Raw records:
● ● ●

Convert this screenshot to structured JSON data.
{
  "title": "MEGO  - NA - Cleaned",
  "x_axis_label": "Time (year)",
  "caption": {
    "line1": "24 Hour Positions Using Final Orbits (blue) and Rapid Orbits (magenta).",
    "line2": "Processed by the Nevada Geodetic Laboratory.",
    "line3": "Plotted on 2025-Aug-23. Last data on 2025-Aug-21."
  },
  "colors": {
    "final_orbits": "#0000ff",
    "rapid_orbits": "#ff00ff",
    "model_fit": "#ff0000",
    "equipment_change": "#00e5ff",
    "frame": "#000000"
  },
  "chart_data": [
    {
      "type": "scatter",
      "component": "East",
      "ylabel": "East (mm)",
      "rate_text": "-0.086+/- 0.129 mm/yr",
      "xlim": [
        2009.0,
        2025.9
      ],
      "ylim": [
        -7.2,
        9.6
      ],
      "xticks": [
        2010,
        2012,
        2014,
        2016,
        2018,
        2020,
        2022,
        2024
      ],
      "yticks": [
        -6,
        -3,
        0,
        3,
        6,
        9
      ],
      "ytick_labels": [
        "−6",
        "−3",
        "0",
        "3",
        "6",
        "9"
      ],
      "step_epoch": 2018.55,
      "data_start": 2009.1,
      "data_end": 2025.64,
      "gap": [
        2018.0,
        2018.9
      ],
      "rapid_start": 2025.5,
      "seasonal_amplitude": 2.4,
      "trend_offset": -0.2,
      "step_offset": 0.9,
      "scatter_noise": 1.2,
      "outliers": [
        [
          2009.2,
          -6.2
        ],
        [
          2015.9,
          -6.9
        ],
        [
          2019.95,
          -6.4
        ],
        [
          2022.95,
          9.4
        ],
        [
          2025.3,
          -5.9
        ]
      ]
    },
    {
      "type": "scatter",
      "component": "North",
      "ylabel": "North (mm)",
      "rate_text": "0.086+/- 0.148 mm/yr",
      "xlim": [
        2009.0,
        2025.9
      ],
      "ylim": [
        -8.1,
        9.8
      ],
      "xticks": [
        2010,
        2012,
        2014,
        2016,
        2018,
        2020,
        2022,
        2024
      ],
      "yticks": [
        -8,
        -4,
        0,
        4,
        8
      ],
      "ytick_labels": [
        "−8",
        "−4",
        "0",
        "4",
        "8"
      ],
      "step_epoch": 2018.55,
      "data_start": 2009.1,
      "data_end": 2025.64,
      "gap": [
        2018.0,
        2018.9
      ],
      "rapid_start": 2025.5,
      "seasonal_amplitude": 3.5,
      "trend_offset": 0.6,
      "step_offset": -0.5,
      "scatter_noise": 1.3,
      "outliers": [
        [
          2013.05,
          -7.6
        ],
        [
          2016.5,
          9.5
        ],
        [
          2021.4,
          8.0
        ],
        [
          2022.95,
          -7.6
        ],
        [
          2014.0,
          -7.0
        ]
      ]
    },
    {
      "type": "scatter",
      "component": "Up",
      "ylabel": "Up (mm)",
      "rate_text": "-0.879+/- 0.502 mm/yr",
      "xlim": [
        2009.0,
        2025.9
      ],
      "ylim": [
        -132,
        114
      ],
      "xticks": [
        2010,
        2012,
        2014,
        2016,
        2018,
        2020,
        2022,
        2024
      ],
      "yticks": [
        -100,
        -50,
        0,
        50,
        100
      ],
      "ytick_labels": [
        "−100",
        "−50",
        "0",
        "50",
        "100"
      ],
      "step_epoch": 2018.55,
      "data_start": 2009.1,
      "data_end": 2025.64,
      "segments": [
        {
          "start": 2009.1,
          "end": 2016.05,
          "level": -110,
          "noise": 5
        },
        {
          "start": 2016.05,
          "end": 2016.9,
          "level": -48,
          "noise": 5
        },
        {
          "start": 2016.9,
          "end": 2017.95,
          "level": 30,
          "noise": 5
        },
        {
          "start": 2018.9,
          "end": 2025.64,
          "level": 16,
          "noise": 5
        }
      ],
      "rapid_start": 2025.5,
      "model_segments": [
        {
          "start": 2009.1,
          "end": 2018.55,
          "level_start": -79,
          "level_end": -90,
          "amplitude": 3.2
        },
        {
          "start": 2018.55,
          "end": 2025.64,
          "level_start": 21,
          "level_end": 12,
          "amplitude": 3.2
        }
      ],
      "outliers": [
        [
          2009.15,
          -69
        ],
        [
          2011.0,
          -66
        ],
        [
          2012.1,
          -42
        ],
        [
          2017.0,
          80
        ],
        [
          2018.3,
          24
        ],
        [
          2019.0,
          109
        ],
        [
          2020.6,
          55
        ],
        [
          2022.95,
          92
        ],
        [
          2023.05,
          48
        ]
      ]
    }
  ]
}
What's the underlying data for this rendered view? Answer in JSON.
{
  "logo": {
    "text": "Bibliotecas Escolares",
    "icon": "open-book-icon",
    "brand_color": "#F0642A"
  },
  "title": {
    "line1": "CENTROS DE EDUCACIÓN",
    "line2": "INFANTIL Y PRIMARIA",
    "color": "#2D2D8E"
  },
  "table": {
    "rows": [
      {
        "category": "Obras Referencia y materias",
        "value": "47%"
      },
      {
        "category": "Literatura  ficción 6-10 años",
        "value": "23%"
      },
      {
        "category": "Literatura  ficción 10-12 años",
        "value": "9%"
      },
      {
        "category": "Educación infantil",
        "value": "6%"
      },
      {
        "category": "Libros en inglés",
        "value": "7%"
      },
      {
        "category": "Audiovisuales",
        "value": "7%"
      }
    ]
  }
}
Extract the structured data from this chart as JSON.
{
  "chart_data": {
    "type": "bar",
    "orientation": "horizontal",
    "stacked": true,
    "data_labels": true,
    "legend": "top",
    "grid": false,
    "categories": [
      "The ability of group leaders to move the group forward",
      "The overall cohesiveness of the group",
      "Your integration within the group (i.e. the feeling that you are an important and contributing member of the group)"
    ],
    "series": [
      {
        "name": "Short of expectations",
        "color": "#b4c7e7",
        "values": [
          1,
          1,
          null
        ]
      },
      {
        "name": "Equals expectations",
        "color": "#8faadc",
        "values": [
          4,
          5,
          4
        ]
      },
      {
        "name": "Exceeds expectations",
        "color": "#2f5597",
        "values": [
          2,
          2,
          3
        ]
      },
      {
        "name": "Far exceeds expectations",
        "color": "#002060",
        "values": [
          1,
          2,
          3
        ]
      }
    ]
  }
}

● ● ●

Write out every record verbatim.

▶ **Answer for this exercise**:
Convert this screenshot to structured JSON data.
{
  "title": "MEGO  - NA - Cleaned",
  "x_axis_label": "Time (year)",
  "caption": {
    "line1": "24 Hour Positions Using Final Orbits (blue) and Rapid Orbits (magenta).",
    "line2": "Processed by the Nevada Geodetic Laboratory.",
    "line3": "Plotted on 2025-Aug-23. Last data on 2025-Aug-21."
  },
  "colors": {
    "final_orbits": "#0000ff",
    "rapid_orbits": "#ff00ff",
    "model_fit": "#ff0000",
    "equipment_change": "#00e5ff",
    "frame": "#000000"
  },
  "chart_data": [
    {
      "type": "scatter",
      "component": "East",
      "ylabel": "East (mm)",
      "rate_text": "-0.086+/- 0.129 mm/yr",
      "xlim": [
        2009.0,
        2025.9
      ],
      "ylim": [
        -7.2,
        9.6
      ],
      "xticks": [
        2010,
        2012,
        2014,
        2016,
        2018,
        2020,
        2022,
        2024
      ],
      "yticks": [
        -6,
        -3,
        0,
        3,
        6,
        9
      ],
      "ytick_labels": [
        "−6",
        "−3",
        "0",
        "3",
        "6",
        "9"
      ],
      "step_epoch": 2018.55,
      "data_start": 2009.1,
      "data_end": 2025.64,
      "gap": [
        2018.0,
        2018.9
      ],
      "rapid_start": 2025.5,
      "seasonal_amplitude": 2.4,
      "trend_offset": -0.2,
      "step_offset": 0.9,
      "scatter_noise": 1.2,
      "outliers": [
        [
          2009.2,
          -6.2
        ],
        [
          2015.9,
          -6.9
        ],
        [
          2019.95,
          -6.4
        ],
        [
          2022.95,
          9.4
        ],
        [
          2025.3,
          -5.9
        ]
      ]
    },
    {
      "type": "scatter",
      "component": "North",
      "ylabel": "North (mm)",
      "rate_text": "0.086+/- 0.148 mm/yr",
      "xlim": [
        2009.0,
        2025.9
      ],
      "ylim": [
        -8.1,
        9.8
      ],
      "xticks": [
        2010,
        2012,
        2014,
        2016,
        2018,
        2020,
        2022,
        2024
      ],
      "yticks": [
        -8,
        -4,
        0,
        4,
        8
      ],
      "ytick_labels": [
        "−8",
        "−4",
        "0",
        "4",
        "8"
      ],
      "step_epoch": 2018.55,
      "data_start": 2009.1,
      "data_end": 2025.64,
      "gap": [
        2018.0,
        2018.9
      ],
      "rapid_start": 2025.5,
      "seasonal_amplitude": 3.5,
      "trend_offset": 0.6,
      "step_offset": -0.5,
      "scatter_noise": 1.3,
      "outliers": [
        [
          2013.05,
          -7.6
        ],
        [
          2016.5,
          9.5
        ],
        [
          2021.4,
          8.0
        ],
        [
          2022.95,
          -7.6
        ],
        [
          2014.0,
          -7.0
        ]
      ]
    },
    {
      "type": "scatter",
      "component": "Up",
      "ylabel": "Up (mm)",
      "rate_text": "-0.879+/- 0.502 mm/yr",
      "xlim": [
        2009.0,
        2025.9
      ],
      "ylim": [
        -132,
        114
      ],
      "xticks": [
        2010,
        2012,
        2014,
        2016,
        2018,
        2020,
        2022,
        2024
      ],
      "yticks": [
        -100,
        -50,
        0,
        50,
        100
      ],
      "ytick_labels": [
        "−100",
        "−50",
        "0",
        "50",
        "100"
      ],
      "step_epoch": 2018.55,
      "data_start": 2009.1,
      "data_end": 2025.64,
      "segments": [
        {
          "start": 2009.1,
          "end": 2016.05,
          "level": -110,
          "noise": 5
        },
        {
          "start": 2016.05,
          "end": 2016.9,
          "level": -48,
          "noise": 5
        },
        {
          "start": 2016.9,
          "end": 2017.95,
          "level": 30,
          "noise": 5
        },
        {
          "start": 2018.9,
          "end": 2025.64,
          "level": 16,
          "noise": 5
        }
      ],
      "rapid_start": 2025.5,
      "model_segments": [
        {
          "start": 2009.1,
          "end": 2018.55,
          "level_start": -79,
          "level_end": -90,
          "amplitude": 3.2
        },
        {
          "start": 2018.55,
          "end": 2025.64,
          "level_start": 21,
          "level_end": 12,
          "amplitude": 3.2
        }
      ],
      "outliers": [
        [
          2009.15,
          -69
        ],
        [
          2011.0,
          -66
        ],
        [
          2012.1,
          -42
        ],
        [
          2017.0,
          80
        ],
        [
          2018.3,
          24
        ],
        [
          2019.0,
          109
        ],
        [
          2020.6,
          55
        ],
        [
          2022.95,
          92
        ],
        [
          2023.05,
          48
        ]
      ]
    }
  ]
}
What's the underlying data for this rendered view? Answer in JSON.
{
  "logo": {
    "text": "Bibliotecas Escolares",
    "icon": "open-book-icon",
    "brand_color": "#F0642A"
  },
  "title": {
    "line1": "CENTROS DE EDUCACIÓN",
    "line2": "INFANTIL Y PRIMARIA",
    "color": "#2D2D8E"
  },
  "table": {
    "rows": [
      {
        "category": "Obras Referencia y materias",
        "value": "47%"
      },
      {
        "category": "Literatura  ficción 6-10 años",
        "value": "23%"
      },
      {
        "category": "Literatura  ficción 10-12 años",
        "value": "9%"
      },
      {
        "category": "Educación infantil",
        "value": "6%"
      },
      {
        "category": "Libros en inglés",
        "value": "7%"
      },
      {
        "category": "Audiovisuales",
        "value": "7%"
      }
    ]
  }
}
Extract the structured data from this chart as JSON.
{
  "chart_data": {
    "type": "bar",
    "orientation": "horizontal",
    "stacked": true,
    "data_labels": true,
    "legend": "top",
    "grid": false,
    "categories": [
      "The ability of group leaders to move the group forward",
      "The overall cohesiveness of the group",
      "Your integration within the group (i.e. the feeling that you are an important and contributing member of the group)"
    ],
    "series": [
      {
        "name": "Short of expectations",
        "color": "#b4c7e7",
        "values": [
          1,
          1,
          null
        ]
      },
      {
        "name": "Equals expectations",
        "color": "#8faadc",
        "values": [
          4,
          5,
          4
        ]
      },
      {
        "name": "Exceeds expectations",
        "color": "#2f5597",
        "values": [
          2,
          2,
          3
        ]
      },
      {
        "name": "Far exceeds expectations",
        "color": "#002060",
        "values": [
          1,
          2,
          3
        ]
      }
    ]
  }
}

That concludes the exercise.